------ WORKING DATA ------

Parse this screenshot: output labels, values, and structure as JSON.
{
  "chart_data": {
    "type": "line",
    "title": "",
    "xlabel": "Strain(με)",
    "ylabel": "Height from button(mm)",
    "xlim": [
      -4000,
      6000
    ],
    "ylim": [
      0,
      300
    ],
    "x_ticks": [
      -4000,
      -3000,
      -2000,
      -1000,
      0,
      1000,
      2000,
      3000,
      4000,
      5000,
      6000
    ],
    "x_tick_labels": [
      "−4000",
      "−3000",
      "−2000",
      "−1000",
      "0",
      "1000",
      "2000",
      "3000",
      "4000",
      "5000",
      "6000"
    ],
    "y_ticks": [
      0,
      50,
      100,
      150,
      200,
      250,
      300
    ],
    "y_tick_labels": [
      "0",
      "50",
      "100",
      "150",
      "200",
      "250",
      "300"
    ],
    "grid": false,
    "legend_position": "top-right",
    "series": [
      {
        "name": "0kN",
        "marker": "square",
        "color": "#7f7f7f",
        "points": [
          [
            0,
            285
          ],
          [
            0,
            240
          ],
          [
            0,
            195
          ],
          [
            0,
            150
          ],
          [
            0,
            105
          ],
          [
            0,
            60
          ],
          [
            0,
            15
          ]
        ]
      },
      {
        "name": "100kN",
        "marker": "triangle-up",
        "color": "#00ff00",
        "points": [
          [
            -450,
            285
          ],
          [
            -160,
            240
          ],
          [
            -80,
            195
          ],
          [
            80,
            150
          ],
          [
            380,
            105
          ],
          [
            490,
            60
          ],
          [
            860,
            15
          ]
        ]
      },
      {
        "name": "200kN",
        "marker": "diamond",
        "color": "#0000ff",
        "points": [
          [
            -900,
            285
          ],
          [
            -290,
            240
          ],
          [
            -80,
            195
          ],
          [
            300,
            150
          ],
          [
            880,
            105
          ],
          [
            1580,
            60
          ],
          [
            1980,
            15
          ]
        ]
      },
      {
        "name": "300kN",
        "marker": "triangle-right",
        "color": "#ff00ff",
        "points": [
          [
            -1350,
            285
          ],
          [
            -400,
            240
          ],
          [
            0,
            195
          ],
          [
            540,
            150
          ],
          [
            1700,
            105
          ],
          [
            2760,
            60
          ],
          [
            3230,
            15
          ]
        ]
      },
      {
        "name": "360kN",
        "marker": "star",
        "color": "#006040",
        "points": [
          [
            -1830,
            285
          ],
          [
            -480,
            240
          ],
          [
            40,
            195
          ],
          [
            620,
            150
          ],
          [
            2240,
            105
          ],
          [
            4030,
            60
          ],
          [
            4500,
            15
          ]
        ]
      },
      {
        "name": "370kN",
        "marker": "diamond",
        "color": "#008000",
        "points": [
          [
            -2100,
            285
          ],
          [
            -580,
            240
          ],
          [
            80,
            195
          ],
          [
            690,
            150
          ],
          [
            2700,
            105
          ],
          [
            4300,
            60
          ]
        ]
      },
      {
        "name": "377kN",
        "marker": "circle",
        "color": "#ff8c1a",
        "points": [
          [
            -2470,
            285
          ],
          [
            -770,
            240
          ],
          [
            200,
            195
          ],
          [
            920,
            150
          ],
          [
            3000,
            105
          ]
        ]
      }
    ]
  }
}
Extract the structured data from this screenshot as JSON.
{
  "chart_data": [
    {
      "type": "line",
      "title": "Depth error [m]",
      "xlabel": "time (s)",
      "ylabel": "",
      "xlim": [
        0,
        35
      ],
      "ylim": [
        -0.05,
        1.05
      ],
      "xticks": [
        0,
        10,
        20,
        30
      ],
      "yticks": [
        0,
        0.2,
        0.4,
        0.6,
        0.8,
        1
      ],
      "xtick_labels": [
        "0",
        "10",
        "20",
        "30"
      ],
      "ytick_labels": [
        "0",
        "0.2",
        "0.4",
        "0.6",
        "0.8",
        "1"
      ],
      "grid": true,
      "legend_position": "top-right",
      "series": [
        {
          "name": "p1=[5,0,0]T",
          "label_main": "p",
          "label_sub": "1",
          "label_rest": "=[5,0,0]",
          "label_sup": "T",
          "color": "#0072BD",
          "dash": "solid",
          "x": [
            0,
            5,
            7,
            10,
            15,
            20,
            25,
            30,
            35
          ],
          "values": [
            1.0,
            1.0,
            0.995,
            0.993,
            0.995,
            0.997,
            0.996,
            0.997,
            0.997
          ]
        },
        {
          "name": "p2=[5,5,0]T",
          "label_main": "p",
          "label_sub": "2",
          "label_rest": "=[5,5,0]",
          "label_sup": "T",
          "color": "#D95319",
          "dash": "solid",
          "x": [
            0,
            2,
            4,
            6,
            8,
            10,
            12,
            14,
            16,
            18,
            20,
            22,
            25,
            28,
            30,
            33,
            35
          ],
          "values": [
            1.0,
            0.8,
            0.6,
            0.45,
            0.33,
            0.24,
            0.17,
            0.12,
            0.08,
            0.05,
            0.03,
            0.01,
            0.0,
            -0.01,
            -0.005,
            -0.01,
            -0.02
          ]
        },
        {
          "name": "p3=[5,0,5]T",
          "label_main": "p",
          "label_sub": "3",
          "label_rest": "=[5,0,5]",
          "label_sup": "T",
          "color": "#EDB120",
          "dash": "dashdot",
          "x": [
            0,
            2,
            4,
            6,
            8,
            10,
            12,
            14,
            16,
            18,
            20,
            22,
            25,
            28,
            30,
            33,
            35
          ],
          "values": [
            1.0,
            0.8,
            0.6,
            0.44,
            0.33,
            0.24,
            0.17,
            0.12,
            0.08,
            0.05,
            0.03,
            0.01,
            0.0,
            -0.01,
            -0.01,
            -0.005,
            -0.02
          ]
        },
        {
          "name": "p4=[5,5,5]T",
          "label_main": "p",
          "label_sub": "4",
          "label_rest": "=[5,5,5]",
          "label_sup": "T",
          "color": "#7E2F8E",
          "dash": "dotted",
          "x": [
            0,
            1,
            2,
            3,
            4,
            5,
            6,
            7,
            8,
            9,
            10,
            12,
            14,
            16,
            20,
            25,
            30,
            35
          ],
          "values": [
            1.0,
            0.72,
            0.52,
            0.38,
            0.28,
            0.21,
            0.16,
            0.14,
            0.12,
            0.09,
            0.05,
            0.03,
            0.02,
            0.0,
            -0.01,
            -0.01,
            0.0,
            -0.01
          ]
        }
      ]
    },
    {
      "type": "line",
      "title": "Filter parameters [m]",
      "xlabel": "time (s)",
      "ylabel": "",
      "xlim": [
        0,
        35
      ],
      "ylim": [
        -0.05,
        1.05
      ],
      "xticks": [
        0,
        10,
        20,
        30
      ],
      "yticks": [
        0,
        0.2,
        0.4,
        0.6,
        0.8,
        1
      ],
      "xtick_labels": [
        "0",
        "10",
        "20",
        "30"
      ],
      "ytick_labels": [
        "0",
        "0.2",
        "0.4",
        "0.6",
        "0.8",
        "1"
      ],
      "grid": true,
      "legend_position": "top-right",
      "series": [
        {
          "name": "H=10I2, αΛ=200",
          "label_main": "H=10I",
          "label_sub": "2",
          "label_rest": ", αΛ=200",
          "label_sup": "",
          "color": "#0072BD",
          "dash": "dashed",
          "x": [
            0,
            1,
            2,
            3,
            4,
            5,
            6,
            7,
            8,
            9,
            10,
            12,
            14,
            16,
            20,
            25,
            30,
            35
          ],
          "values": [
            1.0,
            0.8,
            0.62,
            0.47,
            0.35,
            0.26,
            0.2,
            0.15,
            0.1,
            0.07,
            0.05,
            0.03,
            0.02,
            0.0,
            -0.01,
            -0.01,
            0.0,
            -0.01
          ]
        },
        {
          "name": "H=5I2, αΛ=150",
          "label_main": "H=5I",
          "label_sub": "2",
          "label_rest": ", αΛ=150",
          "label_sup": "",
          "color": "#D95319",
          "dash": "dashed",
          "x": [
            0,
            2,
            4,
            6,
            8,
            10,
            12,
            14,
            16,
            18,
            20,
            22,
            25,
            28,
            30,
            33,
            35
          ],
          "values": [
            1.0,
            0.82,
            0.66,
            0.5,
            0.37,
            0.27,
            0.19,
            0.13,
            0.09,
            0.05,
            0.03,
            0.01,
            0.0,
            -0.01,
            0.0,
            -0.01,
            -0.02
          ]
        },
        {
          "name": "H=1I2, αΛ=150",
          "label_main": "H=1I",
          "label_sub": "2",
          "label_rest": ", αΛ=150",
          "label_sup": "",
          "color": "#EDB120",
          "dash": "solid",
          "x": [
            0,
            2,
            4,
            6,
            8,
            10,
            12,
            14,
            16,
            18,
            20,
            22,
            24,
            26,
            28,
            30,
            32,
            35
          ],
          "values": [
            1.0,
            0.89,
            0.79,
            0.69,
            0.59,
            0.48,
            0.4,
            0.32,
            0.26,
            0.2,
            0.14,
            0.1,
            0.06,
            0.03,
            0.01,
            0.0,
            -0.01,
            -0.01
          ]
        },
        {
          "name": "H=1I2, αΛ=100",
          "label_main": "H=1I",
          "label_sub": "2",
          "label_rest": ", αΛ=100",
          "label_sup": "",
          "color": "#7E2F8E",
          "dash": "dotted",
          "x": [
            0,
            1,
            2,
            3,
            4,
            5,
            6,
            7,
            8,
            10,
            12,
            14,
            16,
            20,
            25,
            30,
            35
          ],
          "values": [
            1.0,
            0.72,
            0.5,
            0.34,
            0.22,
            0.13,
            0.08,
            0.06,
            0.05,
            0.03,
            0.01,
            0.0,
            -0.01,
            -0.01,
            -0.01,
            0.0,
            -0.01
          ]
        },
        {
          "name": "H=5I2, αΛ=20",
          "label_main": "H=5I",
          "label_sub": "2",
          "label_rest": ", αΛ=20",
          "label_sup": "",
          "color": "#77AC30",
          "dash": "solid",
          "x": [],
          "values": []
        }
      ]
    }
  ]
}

------

SHORT PROBLEM:
Copy out each line of the records where the string "JSON" appears.

RESPONSE TO THE TASK:
Parse this screenshot: output labels, values, and structure as JSON.
Extract the structured data from this screenshot as JSON.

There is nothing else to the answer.